Goal -> Drop every picture, then transcribe the remaining data exactly.

Material start

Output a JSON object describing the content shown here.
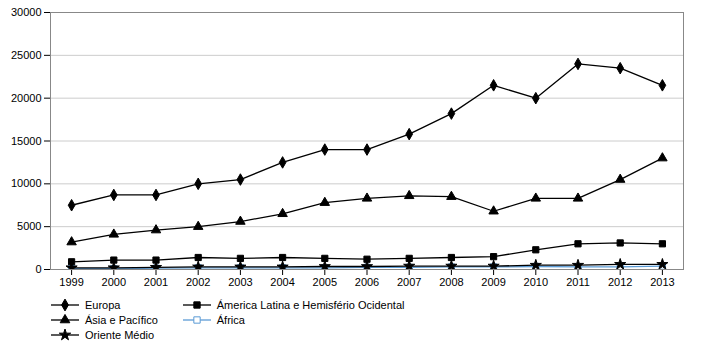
{
  "chart_data": {
    "type": "line",
    "x": [
      1999,
      2000,
      2001,
      2002,
      2003,
      2004,
      2005,
      2006,
      2007,
      2008,
      2009,
      2010,
      2011,
      2012,
      2013
    ],
    "series": [
      {
        "name": "Europa",
        "color": "black",
        "marker": "diamond",
        "values": [
          7500,
          8700,
          8700,
          10000,
          10500,
          12500,
          14000,
          14000,
          15800,
          18200,
          21500,
          20000,
          24000,
          23500,
          21500
        ]
      },
      {
        "name": "Ámerica Latina e Hemisfério Ocidental",
        "color": "black",
        "marker": "square",
        "values": [
          900,
          1100,
          1100,
          1400,
          1300,
          1400,
          1300,
          1200,
          1300,
          1400,
          1500,
          2300,
          3000,
          3100,
          3000
        ]
      },
      {
        "name": "Ásia e Pacífico",
        "color": "black",
        "marker": "triangle",
        "values": [
          3200,
          4100,
          4600,
          5000,
          5600,
          6500,
          7800,
          8300,
          8600,
          8500,
          6800,
          8300,
          8300,
          10500,
          13000
        ]
      },
      {
        "name": "África",
        "color": "#5B9BD5",
        "marker": "square_open",
        "values": [
          100,
          100,
          150,
          200,
          200,
          200,
          200,
          250,
          250,
          300,
          300,
          350,
          300,
          300,
          400
        ]
      },
      {
        "name": "Oriente Médio",
        "color": "black",
        "marker": "star",
        "values": [
          200,
          200,
          250,
          300,
          300,
          300,
          350,
          350,
          400,
          400,
          400,
          500,
          500,
          600,
          600
        ]
      }
    ],
    "xlim": [
      1998.5,
      2013.5
    ],
    "xticks": [
      1999,
      2000,
      2001,
      2002,
      2003,
      2004,
      2005,
      2006,
      2007,
      2008,
      2009,
      2010,
      2011,
      2012,
      2013
    ],
    "ylim": [
      0,
      30000
    ],
    "yticks": [
      0,
      5000,
      10000,
      15000,
      20000,
      25000,
      30000
    ],
    "grid": true,
    "legend": "bottom"
  }
}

Material end

The answer ->
Output a JSON object describing the content shown here.
{
  "chart_data": {
    "type": "line",
    "x": [
      1999,
      2000,
      2001,
      2002,
      2003,
      2004,
      2005,
      2006,
      2007,
      2008,
      2009,
      2010,
      2011,
      2012,
      2013
    ],
    "series": [
      {
        "name": "Europa",
        "color": "black",
        "marker": "diamond",
        "values": [
          7500,
          8700,
          8700,
          10000,
          10500,
          12500,
          14000,
          14000,
          15800,
          18200,
          21500,
          20000,
          24000,
          23500,
          21500
        ]
      },
      {
        "name": "Ámerica Latina e Hemisfério Ocidental",
        "color": "black",
        "marker": "square",
        "values": [
          900,
          1100,
          1100,
          1400,
          1300,
          1400,
          1300,
          1200,
          1300,
          1400,
          1500,
          2300,
          3000,
          3100,
          3000
        ]
      },
      {
        "name": "Ásia e Pacífico",
        "color": "black",
        "marker": "triangle",
        "values": [
          3200,
          4100,
          4600,
          5000,
          5600,
          6500,
          7800,
          8300,
          8600,
          8500,
          6800,
          8300,
          8300,
          10500,
          13000
        ]
      },
      {
        "name": "África",
        "color": "#5B9BD5",
        "marker": "square_open",
        "values": [
          100,
          100,
          150,
          200,
          200,
          200,
          200,
          250,
          250,
          300,
          300,
          350,
          300,
          300,
          400
        ]
      },
      {
        "name": "Oriente Médio",
        "color": "black",
        "marker": "star",
        "values": [
          200,
          200,
          250,
          300,
          300,
          300,
          350,
          350,
          400,
          400,
          400,
          500,
          500,
          600,
          600
        ]
      }
    ],
    "xlim": [
      1998.5,
      2013.5
    ],
    "xticks": [
      1999,
      2000,
      2001,
      2002,
      2003,
      2004,
      2005,
      2006,
      2007,
      2008,
      2009,
      2010,
      2011,
      2012,
      2013
    ],
    "ylim": [
      0,
      30000
    ],
    "yticks": [
      0,
      5000,
      10000,
      15000,
      20000,
      25000,
      30000
    ],
    "grid": true,
    "legend": "bottom"
  }
}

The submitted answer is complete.